WHAT TO DO
Word for word, set down the records and skip each picture.

DATASET EXTRACT
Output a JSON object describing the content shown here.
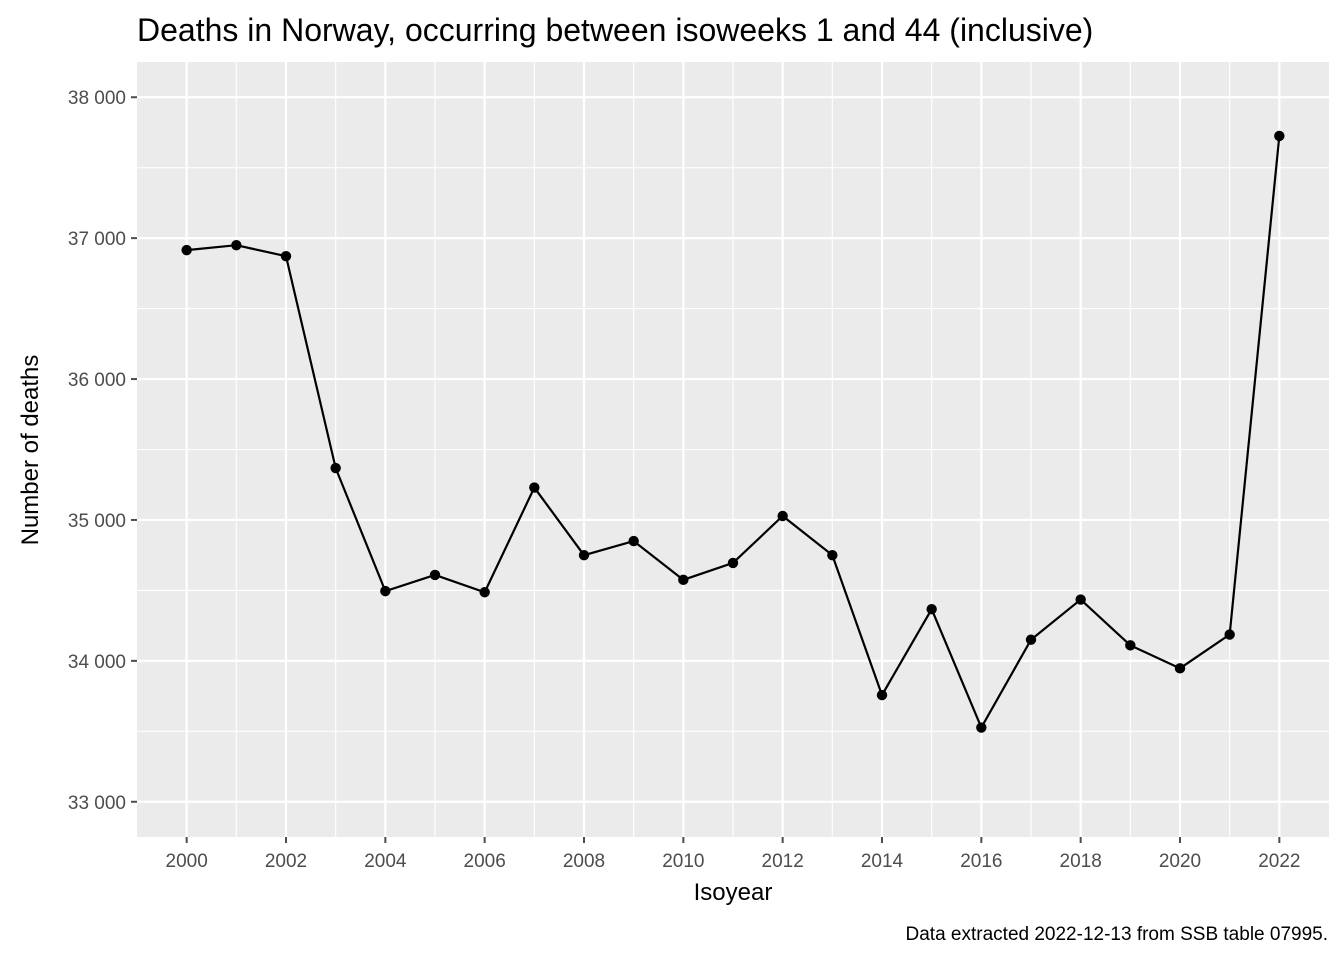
{
  "chart_data": {
    "type": "line",
    "title": "Deaths in Norway, occurring between isoweeks 1 and 44 (inclusive)",
    "xlabel": "Isoyear",
    "ylabel": "Number of deaths",
    "caption": "Data extracted 2022-12-13 from SSB table 07995.",
    "x": [
      2000,
      2001,
      2002,
      2003,
      2004,
      2005,
      2006,
      2007,
      2008,
      2009,
      2010,
      2011,
      2012,
      2013,
      2014,
      2015,
      2016,
      2017,
      2018,
      2019,
      2020,
      2021,
      2022
    ],
    "series": [
      {
        "values": [
          36915,
          36950,
          36872,
          35368,
          34495,
          34610,
          34487,
          35230,
          34750,
          34850,
          34575,
          34695,
          35028,
          34750,
          33757,
          34367,
          33527,
          34150,
          34435,
          34110,
          33947,
          34187,
          37725
        ]
      }
    ],
    "xlim": [
      1999,
      2023
    ],
    "ylim": [
      32750,
      38250
    ],
    "x_ticks": [
      2000,
      2002,
      2004,
      2006,
      2008,
      2010,
      2012,
      2014,
      2016,
      2018,
      2020,
      2022
    ],
    "x_tick_labels": [
      "2000",
      "2002",
      "2004",
      "2006",
      "2008",
      "2010",
      "2012",
      "2014",
      "2016",
      "2018",
      "2020",
      "2022"
    ],
    "y_ticks": [
      33000,
      34000,
      35000,
      36000,
      37000,
      38000
    ],
    "y_tick_labels": [
      "33 000",
      "34 000",
      "35 000",
      "36 000",
      "37 000",
      "38 000"
    ],
    "grid": true,
    "colors": {
      "panel": "#ebebeb",
      "grid": "#ffffff",
      "line": "#000000",
      "tick": "#4d4d4d"
    }
  }
}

SOLUTION FOR THIS EXERCISE
Output a JSON object describing the content shown here.
{
  "chart_data": {
    "type": "line",
    "title": "Deaths in Norway, occurring between isoweeks 1 and 44 (inclusive)",
    "xlabel": "Isoyear",
    "ylabel": "Number of deaths",
    "caption": "Data extracted 2022-12-13 from SSB table 07995.",
    "x": [
      2000,
      2001,
      2002,
      2003,
      2004,
      2005,
      2006,
      2007,
      2008,
      2009,
      2010,
      2011,
      2012,
      2013,
      2014,
      2015,
      2016,
      2017,
      2018,
      2019,
      2020,
      2021,
      2022
    ],
    "series": [
      {
        "values": [
          36915,
          36950,
          36872,
          35368,
          34495,
          34610,
          34487,
          35230,
          34750,
          34850,
          34575,
          34695,
          35028,
          34750,
          33757,
          34367,
          33527,
          34150,
          34435,
          34110,
          33947,
          34187,
          37725
        ]
      }
    ],
    "xlim": [
      1999,
      2023
    ],
    "ylim": [
      32750,
      38250
    ],
    "x_ticks": [
      2000,
      2002,
      2004,
      2006,
      2008,
      2010,
      2012,
      2014,
      2016,
      2018,
      2020,
      2022
    ],
    "x_tick_labels": [
      "2000",
      "2002",
      "2004",
      "2006",
      "2008",
      "2010",
      "2012",
      "2014",
      "2016",
      "2018",
      "2020",
      "2022"
    ],
    "y_ticks": [
      33000,
      34000,
      35000,
      36000,
      37000,
      38000
    ],
    "y_tick_labels": [
      "33 000",
      "34 000",
      "35 000",
      "36 000",
      "37 000",
      "38 000"
    ],
    "grid": true,
    "colors": {
      "panel": "#ebebeb",
      "grid": "#ffffff",
      "line": "#000000",
      "tick": "#4d4d4d"
    }
  }
}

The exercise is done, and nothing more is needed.